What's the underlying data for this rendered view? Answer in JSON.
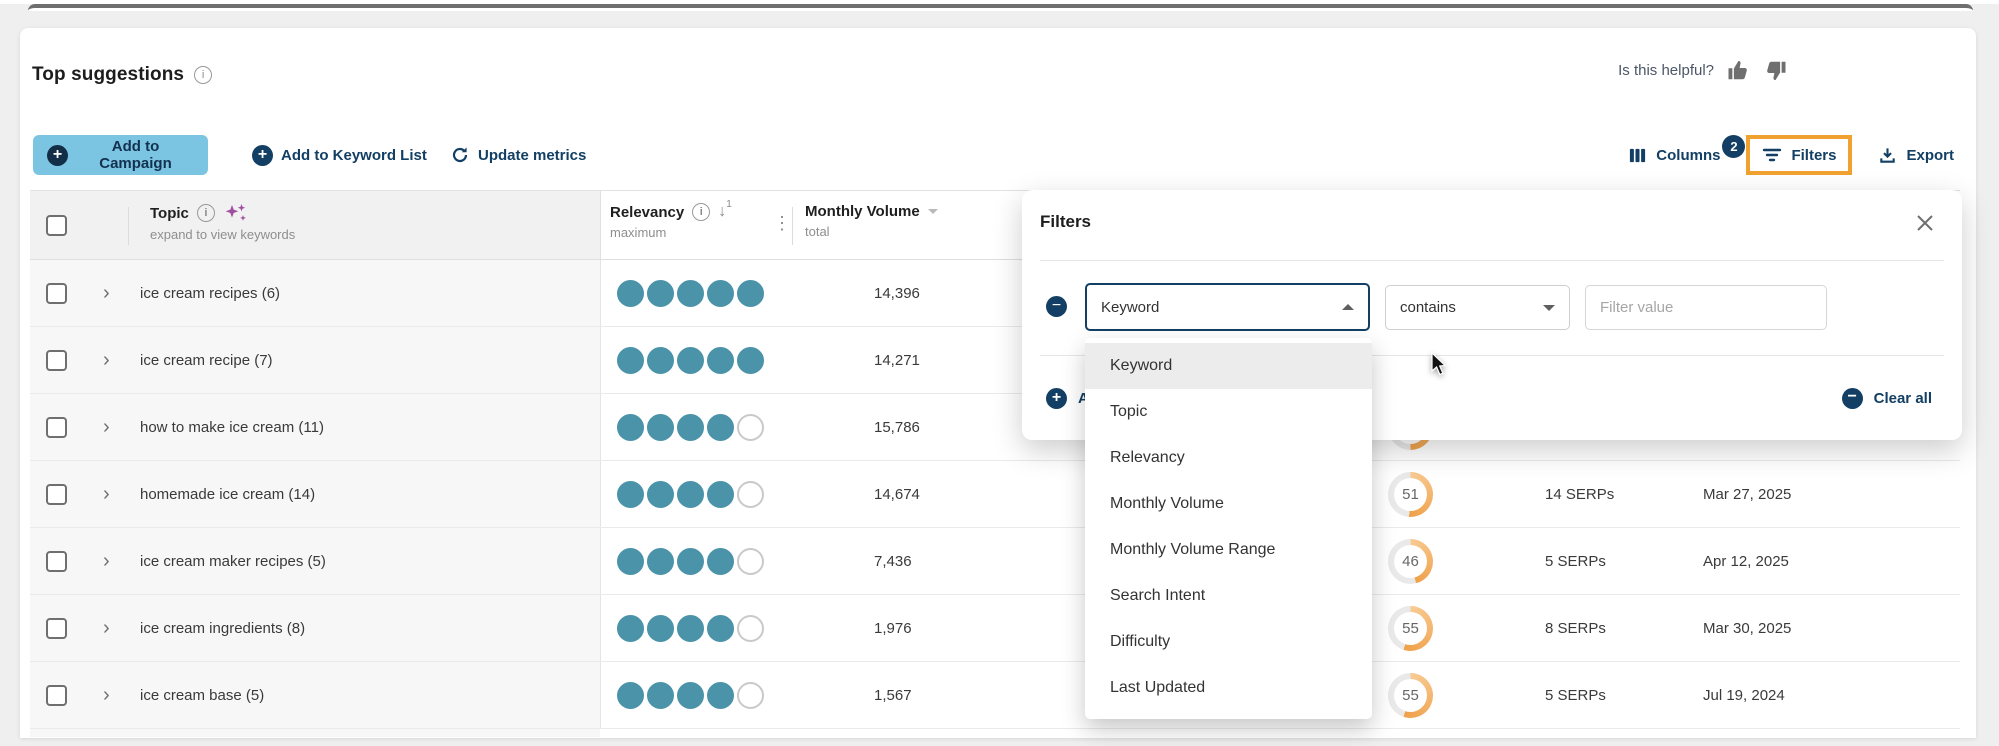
{
  "header": {
    "title": "Top suggestions",
    "helpful_label": "Is this helpful?"
  },
  "toolbar": {
    "add_to_campaign": "Add to Campaign",
    "add_to_keyword_list": "Add to Keyword List",
    "update_metrics": "Update metrics",
    "columns_label": "Columns",
    "filters_label": "Filters",
    "filters_badge_count": "2",
    "export_label": "Export"
  },
  "table": {
    "header": {
      "topic_label": "Topic",
      "topic_subtitle": "expand to view keywords",
      "relevancy_label": "Relevancy",
      "relevancy_subtitle": "maximum",
      "sort_order": "1",
      "volume_label": "Monthly Volume",
      "volume_subtitle": "total"
    },
    "rows": [
      {
        "topic": "ice cream recipes (6)",
        "relevancy": 5,
        "volume": "14,396",
        "difficulty": null,
        "ring": false,
        "serps": null,
        "updated": null
      },
      {
        "topic": "ice cream recipe (7)",
        "relevancy": 5,
        "volume": "14,271",
        "difficulty": null,
        "ring": false,
        "serps": null,
        "updated": null
      },
      {
        "topic": "how to make ice cream (11)",
        "relevancy": 4,
        "volume": "15,786",
        "difficulty": null,
        "ring": true,
        "serps": null,
        "updated": null
      },
      {
        "topic": "homemade ice cream (14)",
        "relevancy": 4,
        "volume": "14,674",
        "difficulty": 51,
        "ring": true,
        "serps": "14 SERPs",
        "updated": "Mar 27, 2025"
      },
      {
        "topic": "ice cream maker recipes (5)",
        "relevancy": 4,
        "volume": "7,436",
        "difficulty": 46,
        "ring": true,
        "serps": "5 SERPs",
        "updated": "Apr 12, 2025"
      },
      {
        "topic": "ice cream ingredients (8)",
        "relevancy": 4,
        "volume": "1,976",
        "difficulty": 55,
        "ring": true,
        "serps": "8 SERPs",
        "updated": "Mar 30, 2025"
      },
      {
        "topic": "ice cream base (5)",
        "relevancy": 4,
        "volume": "1,567",
        "difficulty": 55,
        "ring": true,
        "serps": "5 SERPs",
        "updated": "Jul 19, 2024"
      }
    ]
  },
  "filters_popup": {
    "title": "Filters",
    "selected_field": "Keyword",
    "operator": "contains",
    "value_placeholder": "Filter value",
    "add_filter_label": "Add filter",
    "clear_all_label": "Clear all",
    "options": [
      "Keyword",
      "Topic",
      "Relevancy",
      "Monthly Volume",
      "Monthly Volume Range",
      "Search Intent",
      "Difficulty",
      "Last Updated"
    ],
    "highlighted_option": "Keyword"
  },
  "colors": {
    "navy": "#123f63",
    "button_blue": "#7cc5e2",
    "teal_dot": "#4a93a9",
    "annotation_orange": "#f0a12f",
    "ring_orange": "#efa049"
  }
}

Task description>
Output every entry word for word, but omit the pictures.

Result of the exercise>
What's the underlying data for this rendered view? Answer in JSON.
{
  "header": {
    "title": "Top suggestions",
    "helpful_label": "Is this helpful?"
  },
  "toolbar": {
    "add_to_campaign": "Add to Campaign",
    "add_to_keyword_list": "Add to Keyword List",
    "update_metrics": "Update metrics",
    "columns_label": "Columns",
    "filters_label": "Filters",
    "filters_badge_count": "2",
    "export_label": "Export"
  },
  "table": {
    "header": {
      "topic_label": "Topic",
      "topic_subtitle": "expand to view keywords",
      "relevancy_label": "Relevancy",
      "relevancy_subtitle": "maximum",
      "sort_order": "1",
      "volume_label": "Monthly Volume",
      "volume_subtitle": "total"
    },
    "rows": [
      {
        "topic": "ice cream recipes (6)",
        "relevancy": 5,
        "volume": "14,396",
        "difficulty": null,
        "ring": false,
        "serps": null,
        "updated": null
      },
      {
        "topic": "ice cream recipe (7)",
        "relevancy": 5,
        "volume": "14,271",
        "difficulty": null,
        "ring": false,
        "serps": null,
        "updated": null
      },
      {
        "topic": "how to make ice cream (11)",
        "relevancy": 4,
        "volume": "15,786",
        "difficulty": null,
        "ring": true,
        "serps": null,
        "updated": null
      },
      {
        "topic": "homemade ice cream (14)",
        "relevancy": 4,
        "volume": "14,674",
        "difficulty": 51,
        "ring": true,
        "serps": "14 SERPs",
        "updated": "Mar 27, 2025"
      },
      {
        "topic": "ice cream maker recipes (5)",
        "relevancy": 4,
        "volume": "7,436",
        "difficulty": 46,
        "ring": true,
        "serps": "5 SERPs",
        "updated": "Apr 12, 2025"
      },
      {
        "topic": "ice cream ingredients (8)",
        "relevancy": 4,
        "volume": "1,976",
        "difficulty": 55,
        "ring": true,
        "serps": "8 SERPs",
        "updated": "Mar 30, 2025"
      },
      {
        "topic": "ice cream base (5)",
        "relevancy": 4,
        "volume": "1,567",
        "difficulty": 55,
        "ring": true,
        "serps": "5 SERPs",
        "updated": "Jul 19, 2024"
      }
    ]
  },
  "filters_popup": {
    "title": "Filters",
    "selected_field": "Keyword",
    "operator": "contains",
    "value_placeholder": "Filter value",
    "add_filter_label": "Add filter",
    "clear_all_label": "Clear all",
    "options": [
      "Keyword",
      "Topic",
      "Relevancy",
      "Monthly Volume",
      "Monthly Volume Range",
      "Search Intent",
      "Difficulty",
      "Last Updated"
    ],
    "highlighted_option": "Keyword"
  },
  "colors": {
    "navy": "#123f63",
    "button_blue": "#7cc5e2",
    "teal_dot": "#4a93a9",
    "annotation_orange": "#f0a12f",
    "ring_orange": "#efa049"
  }
}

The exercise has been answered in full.